» **Goal**
Copy the line with "Give me the" and all lines following it through the last line of the entries, exactly as written.

» **Data for this exercise**
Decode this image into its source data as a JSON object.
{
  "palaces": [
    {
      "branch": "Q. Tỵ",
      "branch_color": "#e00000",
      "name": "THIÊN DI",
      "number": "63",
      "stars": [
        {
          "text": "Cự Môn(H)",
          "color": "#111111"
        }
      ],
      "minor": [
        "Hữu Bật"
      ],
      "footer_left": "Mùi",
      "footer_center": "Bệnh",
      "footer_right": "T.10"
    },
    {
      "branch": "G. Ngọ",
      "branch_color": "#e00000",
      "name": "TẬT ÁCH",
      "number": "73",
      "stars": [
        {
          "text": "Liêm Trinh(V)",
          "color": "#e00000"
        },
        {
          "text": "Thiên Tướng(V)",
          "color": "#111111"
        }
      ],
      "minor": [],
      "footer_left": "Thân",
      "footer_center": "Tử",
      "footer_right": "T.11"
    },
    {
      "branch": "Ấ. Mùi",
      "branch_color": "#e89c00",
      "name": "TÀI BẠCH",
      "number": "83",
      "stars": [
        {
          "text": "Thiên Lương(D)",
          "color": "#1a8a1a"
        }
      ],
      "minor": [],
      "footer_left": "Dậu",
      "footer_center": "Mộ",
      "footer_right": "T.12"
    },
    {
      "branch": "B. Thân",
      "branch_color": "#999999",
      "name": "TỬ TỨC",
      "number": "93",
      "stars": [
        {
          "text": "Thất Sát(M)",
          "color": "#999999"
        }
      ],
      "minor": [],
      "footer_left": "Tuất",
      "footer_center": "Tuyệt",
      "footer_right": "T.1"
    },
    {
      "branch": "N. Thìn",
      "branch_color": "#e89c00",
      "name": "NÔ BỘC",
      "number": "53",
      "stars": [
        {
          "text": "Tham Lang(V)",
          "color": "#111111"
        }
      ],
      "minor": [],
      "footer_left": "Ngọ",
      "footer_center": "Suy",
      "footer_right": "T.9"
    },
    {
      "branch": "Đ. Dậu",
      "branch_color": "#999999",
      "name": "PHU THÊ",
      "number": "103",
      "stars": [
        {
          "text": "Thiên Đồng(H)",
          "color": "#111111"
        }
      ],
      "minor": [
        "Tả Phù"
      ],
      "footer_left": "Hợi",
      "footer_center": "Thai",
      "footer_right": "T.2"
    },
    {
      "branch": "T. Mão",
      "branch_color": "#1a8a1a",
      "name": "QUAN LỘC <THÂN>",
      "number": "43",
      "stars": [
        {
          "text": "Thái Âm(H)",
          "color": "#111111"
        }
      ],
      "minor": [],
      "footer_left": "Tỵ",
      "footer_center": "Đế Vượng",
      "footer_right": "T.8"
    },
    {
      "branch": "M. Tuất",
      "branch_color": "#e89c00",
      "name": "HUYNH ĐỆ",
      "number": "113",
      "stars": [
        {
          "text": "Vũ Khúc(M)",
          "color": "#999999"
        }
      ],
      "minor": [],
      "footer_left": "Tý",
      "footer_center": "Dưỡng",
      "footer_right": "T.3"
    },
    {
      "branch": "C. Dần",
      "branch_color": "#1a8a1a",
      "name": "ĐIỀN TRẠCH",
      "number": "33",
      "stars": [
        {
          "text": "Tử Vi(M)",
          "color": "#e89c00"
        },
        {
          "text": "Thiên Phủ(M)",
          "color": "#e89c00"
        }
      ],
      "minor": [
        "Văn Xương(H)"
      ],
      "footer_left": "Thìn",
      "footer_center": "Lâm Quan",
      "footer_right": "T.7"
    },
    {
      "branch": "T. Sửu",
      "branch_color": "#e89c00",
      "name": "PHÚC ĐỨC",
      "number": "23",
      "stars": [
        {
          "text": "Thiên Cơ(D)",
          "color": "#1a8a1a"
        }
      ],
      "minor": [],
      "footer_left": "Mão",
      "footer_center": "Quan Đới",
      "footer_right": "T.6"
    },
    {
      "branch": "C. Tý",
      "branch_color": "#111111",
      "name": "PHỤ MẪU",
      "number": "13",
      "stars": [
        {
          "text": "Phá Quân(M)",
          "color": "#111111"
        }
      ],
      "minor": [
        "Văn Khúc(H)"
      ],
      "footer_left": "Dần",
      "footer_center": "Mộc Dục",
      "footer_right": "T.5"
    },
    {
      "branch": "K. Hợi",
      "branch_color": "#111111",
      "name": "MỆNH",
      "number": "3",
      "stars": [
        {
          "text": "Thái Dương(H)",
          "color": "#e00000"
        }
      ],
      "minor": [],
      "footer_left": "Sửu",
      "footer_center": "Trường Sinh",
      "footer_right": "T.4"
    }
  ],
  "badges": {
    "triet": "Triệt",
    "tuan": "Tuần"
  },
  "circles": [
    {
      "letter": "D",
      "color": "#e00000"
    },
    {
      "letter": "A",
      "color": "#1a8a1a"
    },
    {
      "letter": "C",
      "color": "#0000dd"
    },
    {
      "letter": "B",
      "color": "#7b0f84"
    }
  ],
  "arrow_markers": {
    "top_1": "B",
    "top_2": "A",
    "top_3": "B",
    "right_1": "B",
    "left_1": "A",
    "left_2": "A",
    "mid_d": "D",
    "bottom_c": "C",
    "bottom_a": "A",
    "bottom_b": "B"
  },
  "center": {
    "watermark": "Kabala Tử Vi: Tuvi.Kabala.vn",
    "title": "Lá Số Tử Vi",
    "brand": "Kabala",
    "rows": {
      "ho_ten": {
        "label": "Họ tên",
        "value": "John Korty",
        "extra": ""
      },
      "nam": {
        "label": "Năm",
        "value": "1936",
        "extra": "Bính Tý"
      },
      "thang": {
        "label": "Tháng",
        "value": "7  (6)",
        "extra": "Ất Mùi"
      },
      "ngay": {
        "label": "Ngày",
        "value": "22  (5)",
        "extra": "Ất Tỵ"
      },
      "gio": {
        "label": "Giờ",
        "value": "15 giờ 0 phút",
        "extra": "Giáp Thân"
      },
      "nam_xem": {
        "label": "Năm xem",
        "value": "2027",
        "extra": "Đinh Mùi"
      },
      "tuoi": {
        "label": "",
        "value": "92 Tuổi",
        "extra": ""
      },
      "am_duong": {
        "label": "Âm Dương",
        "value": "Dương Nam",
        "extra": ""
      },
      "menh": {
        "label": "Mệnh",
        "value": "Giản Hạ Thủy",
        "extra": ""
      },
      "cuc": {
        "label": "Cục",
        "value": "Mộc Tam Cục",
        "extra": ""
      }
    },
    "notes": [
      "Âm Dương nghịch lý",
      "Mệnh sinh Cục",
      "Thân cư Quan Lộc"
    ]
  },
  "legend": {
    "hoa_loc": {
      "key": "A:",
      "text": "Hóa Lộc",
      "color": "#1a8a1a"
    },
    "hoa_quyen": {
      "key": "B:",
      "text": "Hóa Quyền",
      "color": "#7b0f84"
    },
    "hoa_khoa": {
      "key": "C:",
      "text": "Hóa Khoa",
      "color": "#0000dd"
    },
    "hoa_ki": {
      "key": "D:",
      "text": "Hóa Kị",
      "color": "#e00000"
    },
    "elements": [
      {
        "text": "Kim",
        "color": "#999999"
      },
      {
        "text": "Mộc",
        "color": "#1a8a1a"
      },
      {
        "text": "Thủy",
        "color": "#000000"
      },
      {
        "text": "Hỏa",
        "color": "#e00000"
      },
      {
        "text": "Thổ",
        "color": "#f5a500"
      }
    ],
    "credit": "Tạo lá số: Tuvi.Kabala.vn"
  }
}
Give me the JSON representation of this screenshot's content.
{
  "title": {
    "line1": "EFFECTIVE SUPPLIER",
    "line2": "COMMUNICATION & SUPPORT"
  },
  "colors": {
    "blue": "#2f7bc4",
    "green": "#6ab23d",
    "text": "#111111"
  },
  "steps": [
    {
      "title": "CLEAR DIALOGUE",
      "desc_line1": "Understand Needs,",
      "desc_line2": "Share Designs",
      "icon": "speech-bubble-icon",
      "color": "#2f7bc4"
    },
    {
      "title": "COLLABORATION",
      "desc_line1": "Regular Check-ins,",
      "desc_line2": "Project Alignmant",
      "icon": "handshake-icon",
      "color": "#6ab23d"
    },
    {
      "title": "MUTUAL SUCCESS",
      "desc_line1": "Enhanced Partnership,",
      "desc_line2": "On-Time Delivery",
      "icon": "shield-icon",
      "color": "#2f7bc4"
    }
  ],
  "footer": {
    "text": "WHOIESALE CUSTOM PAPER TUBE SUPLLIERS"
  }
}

» **Expected output**
Give me the JSON representation of this screenshot's content.
{
  "title": {
    "line1": "EFFECTIVE SUPPLIER",
    "line2": "COMMUNICATION & SUPPORT"
  },
  "colors": {
    "blue": "#2f7bc4",
    "green": "#6ab23d",
    "text": "#111111"
  },
  "steps": [
    {
      "title": "CLEAR DIALOGUE",
      "desc_line1": "Understand Needs,",
      "desc_line2": "Share Designs",
      "icon": "speech-bubble-icon",
      "color": "#2f7bc4"
    },
    {
      "title": "COLLABORATION",
      "desc_line1": "Regular Check-ins,",
      "desc_line2": "Project Alignmant",
      "icon": "handshake-icon",
      "color": "#6ab23d"
    },
    {
      "title": "MUTUAL SUCCESS",
      "desc_line1": "Enhanced Partnership,",
      "desc_line2": "On-Time Delivery",
      "icon": "shield-icon",
      "color": "#2f7bc4"
    }
  ],
  "footer": {
    "text": "WHOIESALE CUSTOM PAPER TUBE SUPLLIERS"
  }
}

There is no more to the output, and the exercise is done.